▸ **GIVEN TEXT**:
- Opening Delimiter -
The most specious family within the Order Araneae is Salticidae, a mega-diverse group which is represented by 5 814 described species, more than 600 genera in the world (World Spider Catalog, 2015) and at least 66 genera in Misiones, Argentina (Rubio, 2014). Jumping spiders are strongly influenced by habitat type (Uetz, 1991; Cumming & Wesolowska, 2004; Rubio, 2015). Their abundance and species composition are affected by the structural complexity of vegetation, giving their site preferences for stalking and hunting prey (Hatley & MacMahon, 1980; Whitmore, Slotow, Crouch, & Dippenaar-Schoeman, 2002; Cumming & Wesolowska, 2004; Tews et al., 2004; Tsai, Huang & Tso, 2006). Also, jumping spiders are easily located due to their conspicuousness and high abundance in ecosystems. These features lead to consider this group as an appropriate model for biodiversity studies (Coddington & Levi, 1991; New, 1999).

The Misiones salticid fauna is relatively well known; the last published inventory revealed that almost 52 % of the Argentinean fauna of Salticidae inhabits this province (Rubio, 2014). Since this is the most relevant inventoried family, all available information on these spiders occurrence and distribution within Misiones, was used to generate the taxonomic diversity assessments included in this study. Hence, the objectives of this study were to assess the jumping spider richness, to analyze different ecoregional taxonomic diversities, and to evaluate their taxonomic differentiation (β-diversity) among ecoregions in Misiones province.

MATERIALS AND METHODS

Species inventory: A total of 501 records of Salticidae species from Misiones province were used (Fig. 1). For this, a number of sources were used, most of which (68 %) were based on specimens from the arachnid collection of the Museo Argentino de Ciencias Naturales “Bernardino Rivadavia” (MACN-Ar, C. Scioscia). Other sources were the recent surveys of 2013, 2014 (23 %) deposited at the arachnid collection of the Instituto de Biologia Subtropical (IBSI-Ara, G. Rubio), and available literature (9 %) including cited specimens from Museo de La Plata collection (MLP, L. Pereira) (Mello-Leitão, 1945; Pereira, Sutton, & Ramírez, 1999). Specific identities were checked for consistency with the current taxonomic nomenclature in the World Spider Catalog (WSC, 2015) which was followed in every case. Subfamily classification of salticids was based on the following priority order: Maddison et al. (2014), Bodner and Maddison (2012), Maddison (2011), Maddison and Hedin (2003) and the Catalogue of Salticidae by Prószyński (2015). The details of the complete inventory can be seen in Rubio (2014).
- Closing Delimiter -
Continue the study of jumping spiders in Misiones past its final sentence, extending the materials and methods section.

▸ **EXTRACTED ENTRIES**:
- Opening Delimiter -
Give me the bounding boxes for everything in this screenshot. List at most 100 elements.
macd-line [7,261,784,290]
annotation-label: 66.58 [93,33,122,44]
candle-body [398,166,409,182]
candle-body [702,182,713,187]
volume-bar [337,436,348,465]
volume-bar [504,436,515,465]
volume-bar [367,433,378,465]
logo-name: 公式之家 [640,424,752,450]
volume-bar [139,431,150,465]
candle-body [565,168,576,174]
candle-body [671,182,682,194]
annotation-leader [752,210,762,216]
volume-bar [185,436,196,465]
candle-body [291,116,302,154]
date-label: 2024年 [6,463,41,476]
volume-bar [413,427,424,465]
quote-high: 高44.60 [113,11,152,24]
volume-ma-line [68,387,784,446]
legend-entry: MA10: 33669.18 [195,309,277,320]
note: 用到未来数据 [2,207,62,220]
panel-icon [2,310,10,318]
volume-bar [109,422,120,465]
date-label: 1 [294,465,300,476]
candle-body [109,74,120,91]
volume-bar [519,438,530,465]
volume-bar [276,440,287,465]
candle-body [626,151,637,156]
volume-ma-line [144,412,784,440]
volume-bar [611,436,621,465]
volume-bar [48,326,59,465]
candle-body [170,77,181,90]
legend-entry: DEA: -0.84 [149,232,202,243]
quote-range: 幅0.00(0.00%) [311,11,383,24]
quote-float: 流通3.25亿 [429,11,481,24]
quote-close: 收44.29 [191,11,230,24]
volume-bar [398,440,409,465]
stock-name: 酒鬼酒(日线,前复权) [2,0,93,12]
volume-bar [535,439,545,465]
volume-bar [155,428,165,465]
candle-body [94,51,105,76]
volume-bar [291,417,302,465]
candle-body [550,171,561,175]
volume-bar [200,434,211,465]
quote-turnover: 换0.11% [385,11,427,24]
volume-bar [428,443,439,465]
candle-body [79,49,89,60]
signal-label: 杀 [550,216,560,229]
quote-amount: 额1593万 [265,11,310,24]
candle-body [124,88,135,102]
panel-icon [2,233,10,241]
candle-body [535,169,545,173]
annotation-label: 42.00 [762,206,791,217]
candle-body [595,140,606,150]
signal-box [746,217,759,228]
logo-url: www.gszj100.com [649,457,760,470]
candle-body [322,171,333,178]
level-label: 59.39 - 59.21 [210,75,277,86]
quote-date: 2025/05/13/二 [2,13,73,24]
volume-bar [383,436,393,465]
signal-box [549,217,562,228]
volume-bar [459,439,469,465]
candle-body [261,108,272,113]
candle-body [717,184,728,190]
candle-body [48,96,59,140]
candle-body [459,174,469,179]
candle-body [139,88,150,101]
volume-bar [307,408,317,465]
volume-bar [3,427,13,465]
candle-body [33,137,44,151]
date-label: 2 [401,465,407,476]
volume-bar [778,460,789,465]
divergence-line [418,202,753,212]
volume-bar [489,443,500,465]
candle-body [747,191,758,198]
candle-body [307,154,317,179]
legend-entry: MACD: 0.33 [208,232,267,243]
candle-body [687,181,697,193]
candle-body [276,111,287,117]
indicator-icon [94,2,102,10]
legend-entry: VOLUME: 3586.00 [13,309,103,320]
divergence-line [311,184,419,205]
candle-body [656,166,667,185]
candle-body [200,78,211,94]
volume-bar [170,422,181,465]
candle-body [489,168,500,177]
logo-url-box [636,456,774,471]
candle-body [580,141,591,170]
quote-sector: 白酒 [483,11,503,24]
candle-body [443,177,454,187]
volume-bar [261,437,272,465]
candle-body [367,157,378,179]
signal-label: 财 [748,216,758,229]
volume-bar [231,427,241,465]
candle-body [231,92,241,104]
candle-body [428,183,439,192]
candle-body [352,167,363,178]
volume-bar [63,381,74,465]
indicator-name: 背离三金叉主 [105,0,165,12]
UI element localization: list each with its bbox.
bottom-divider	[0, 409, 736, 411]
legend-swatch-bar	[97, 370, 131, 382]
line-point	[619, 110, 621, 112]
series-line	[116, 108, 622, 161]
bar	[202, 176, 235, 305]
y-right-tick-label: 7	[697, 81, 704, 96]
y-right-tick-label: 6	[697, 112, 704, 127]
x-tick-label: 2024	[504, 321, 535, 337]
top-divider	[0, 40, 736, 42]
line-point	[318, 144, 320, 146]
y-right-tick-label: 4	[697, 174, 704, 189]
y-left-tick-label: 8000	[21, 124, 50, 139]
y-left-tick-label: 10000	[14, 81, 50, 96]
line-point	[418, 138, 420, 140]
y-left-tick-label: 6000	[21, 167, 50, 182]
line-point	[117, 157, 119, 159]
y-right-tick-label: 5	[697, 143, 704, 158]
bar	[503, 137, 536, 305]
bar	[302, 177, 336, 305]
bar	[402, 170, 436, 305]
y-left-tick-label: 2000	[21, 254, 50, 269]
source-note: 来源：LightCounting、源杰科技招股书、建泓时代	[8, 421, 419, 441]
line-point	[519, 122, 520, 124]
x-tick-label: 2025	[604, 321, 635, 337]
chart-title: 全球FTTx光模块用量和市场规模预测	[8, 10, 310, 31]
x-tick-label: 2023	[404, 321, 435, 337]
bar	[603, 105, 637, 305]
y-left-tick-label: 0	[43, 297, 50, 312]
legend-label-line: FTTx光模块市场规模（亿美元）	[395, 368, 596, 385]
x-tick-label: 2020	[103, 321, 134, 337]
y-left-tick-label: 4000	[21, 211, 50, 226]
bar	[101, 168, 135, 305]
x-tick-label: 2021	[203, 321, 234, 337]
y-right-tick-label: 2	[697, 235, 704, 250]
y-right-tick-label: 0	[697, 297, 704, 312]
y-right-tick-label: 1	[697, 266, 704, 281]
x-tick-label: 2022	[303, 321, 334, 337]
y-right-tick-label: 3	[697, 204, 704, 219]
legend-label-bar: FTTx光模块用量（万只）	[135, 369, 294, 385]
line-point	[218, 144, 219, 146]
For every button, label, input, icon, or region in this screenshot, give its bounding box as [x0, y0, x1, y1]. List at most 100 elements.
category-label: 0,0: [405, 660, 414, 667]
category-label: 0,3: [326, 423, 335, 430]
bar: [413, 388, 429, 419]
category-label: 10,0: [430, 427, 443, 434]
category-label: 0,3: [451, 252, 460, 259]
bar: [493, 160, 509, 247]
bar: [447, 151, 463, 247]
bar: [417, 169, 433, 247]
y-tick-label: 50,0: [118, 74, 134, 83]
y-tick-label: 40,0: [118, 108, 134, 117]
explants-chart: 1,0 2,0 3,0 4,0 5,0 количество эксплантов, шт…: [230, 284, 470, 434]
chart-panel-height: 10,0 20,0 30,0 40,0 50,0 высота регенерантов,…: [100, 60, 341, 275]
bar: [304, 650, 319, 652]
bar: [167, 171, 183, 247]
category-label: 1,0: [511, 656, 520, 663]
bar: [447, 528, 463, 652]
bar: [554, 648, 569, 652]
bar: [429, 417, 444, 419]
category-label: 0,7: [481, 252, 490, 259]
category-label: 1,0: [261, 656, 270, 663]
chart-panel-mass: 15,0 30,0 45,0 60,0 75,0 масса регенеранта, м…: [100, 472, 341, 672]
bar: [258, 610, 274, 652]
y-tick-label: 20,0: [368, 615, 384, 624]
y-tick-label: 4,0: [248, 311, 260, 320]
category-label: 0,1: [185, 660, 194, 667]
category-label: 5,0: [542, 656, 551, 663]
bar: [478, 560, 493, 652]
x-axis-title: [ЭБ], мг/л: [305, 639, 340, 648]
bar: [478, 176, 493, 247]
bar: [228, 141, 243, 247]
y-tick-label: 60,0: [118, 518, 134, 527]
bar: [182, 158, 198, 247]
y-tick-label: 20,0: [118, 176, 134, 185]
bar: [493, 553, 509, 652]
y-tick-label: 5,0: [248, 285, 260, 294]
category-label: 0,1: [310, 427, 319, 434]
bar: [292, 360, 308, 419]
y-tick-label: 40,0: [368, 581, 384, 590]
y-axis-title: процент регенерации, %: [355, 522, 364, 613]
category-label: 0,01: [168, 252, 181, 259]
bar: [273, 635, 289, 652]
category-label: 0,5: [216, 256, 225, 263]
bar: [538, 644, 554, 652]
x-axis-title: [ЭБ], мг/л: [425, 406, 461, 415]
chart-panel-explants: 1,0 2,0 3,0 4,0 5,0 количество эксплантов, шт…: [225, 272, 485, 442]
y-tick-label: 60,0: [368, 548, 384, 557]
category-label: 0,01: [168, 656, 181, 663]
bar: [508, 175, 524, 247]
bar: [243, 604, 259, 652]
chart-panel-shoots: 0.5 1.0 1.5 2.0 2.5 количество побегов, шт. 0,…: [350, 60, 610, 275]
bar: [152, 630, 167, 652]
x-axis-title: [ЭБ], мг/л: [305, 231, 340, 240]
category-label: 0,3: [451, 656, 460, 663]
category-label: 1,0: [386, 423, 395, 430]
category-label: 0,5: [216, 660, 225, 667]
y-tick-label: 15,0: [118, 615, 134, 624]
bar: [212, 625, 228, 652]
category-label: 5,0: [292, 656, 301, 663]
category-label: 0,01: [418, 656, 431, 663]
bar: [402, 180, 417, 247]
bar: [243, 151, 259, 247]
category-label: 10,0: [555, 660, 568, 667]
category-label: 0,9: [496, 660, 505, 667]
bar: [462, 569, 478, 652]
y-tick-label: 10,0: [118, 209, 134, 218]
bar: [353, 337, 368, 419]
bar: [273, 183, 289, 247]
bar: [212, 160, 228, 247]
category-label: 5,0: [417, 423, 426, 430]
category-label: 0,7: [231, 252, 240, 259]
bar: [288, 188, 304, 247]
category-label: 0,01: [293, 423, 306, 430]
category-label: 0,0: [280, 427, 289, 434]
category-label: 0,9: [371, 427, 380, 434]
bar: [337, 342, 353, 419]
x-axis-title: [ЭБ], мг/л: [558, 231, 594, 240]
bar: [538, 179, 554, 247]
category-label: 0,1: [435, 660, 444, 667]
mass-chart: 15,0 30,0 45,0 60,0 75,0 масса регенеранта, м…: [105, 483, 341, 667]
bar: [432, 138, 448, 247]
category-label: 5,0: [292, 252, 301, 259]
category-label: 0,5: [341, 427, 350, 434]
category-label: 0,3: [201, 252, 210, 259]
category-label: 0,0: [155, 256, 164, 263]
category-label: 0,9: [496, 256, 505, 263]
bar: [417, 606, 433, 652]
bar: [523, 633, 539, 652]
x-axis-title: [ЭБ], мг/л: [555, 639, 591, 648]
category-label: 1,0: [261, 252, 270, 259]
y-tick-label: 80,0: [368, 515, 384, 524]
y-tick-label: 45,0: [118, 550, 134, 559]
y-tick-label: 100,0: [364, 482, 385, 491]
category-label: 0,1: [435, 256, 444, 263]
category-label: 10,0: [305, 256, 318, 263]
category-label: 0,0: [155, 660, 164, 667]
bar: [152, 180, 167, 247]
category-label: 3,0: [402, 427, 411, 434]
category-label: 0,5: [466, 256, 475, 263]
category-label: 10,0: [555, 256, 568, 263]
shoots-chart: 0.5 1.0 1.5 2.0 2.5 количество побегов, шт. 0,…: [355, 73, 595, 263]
- Closing Delimiter -
▸ **ANSWER TO THIS TASK**:
Taxonomic diversity was assessed and compared between ecoregions: Upper Parana Atlantic Forest (UPAF), Araucaria Moist Forest (AMF), and Southern Cone Mesopotamian Savanna (SCMS). With the complete inventory of species I generated two measures called Average Taxonomic Distinctness (Δ+) and Variation in Taxonomic Distinctness (Λ+) (sensu Clarke & Warwick, 1998, 2001). On one hand, Δ+ takes into account the taxonomic level at which any two species are related and can be thought of as the average length –in the taxonomic tree– between any two randomly chosen species present in the assemblage (Warwick & Clarke, 1995; Magurran, 2004). Thus, Δ+ is a direct measure of α-taxonomic diversity: a high value of Δ+ reflects high taxonomic diversity (low relatedness among species). On the other hand, Λ+ reflects the degree to which certain taxa are over- or under-represented in assemblages. Therefore, Λ+ measures the unevenness in the taxonomic tree, and is thus complementary to the concept of taxonomic biodiversity: high taxonomic diversity would be expected for a community with an even distribution of species among the taxonomic levels and units, a situation that would result in a low value of Λ+.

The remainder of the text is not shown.